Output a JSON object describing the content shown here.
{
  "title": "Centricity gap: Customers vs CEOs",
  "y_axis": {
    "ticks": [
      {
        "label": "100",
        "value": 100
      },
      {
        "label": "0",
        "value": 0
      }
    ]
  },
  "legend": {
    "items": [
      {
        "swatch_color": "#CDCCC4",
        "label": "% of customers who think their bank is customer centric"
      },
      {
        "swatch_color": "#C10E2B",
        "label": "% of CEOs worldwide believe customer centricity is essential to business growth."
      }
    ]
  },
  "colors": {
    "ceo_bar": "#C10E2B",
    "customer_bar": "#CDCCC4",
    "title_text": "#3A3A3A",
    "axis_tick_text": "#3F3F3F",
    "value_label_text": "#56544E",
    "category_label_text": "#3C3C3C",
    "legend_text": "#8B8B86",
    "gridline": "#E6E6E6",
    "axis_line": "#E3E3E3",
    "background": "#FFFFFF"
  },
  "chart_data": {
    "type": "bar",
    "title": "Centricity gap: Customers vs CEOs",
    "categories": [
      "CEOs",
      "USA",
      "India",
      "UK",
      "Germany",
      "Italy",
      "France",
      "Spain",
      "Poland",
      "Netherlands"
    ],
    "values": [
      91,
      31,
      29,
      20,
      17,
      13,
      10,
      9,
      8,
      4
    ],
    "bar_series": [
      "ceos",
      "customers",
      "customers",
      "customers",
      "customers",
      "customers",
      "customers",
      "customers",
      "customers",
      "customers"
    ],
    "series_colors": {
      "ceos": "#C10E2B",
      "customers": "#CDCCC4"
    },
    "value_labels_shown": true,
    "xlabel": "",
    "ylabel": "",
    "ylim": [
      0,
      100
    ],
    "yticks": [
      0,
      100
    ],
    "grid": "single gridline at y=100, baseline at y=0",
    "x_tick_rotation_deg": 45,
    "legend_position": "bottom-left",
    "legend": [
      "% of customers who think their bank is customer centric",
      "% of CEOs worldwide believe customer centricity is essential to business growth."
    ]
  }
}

= = = = =

* **TASK OBJECTIVE**
From the data above, copy each line where the string "gridline" appears.

* **COMPLETE RESPONSE**
    "gridline": "#E6E6E6",
    "grid": "single gridline at y=100, baseline at y=0",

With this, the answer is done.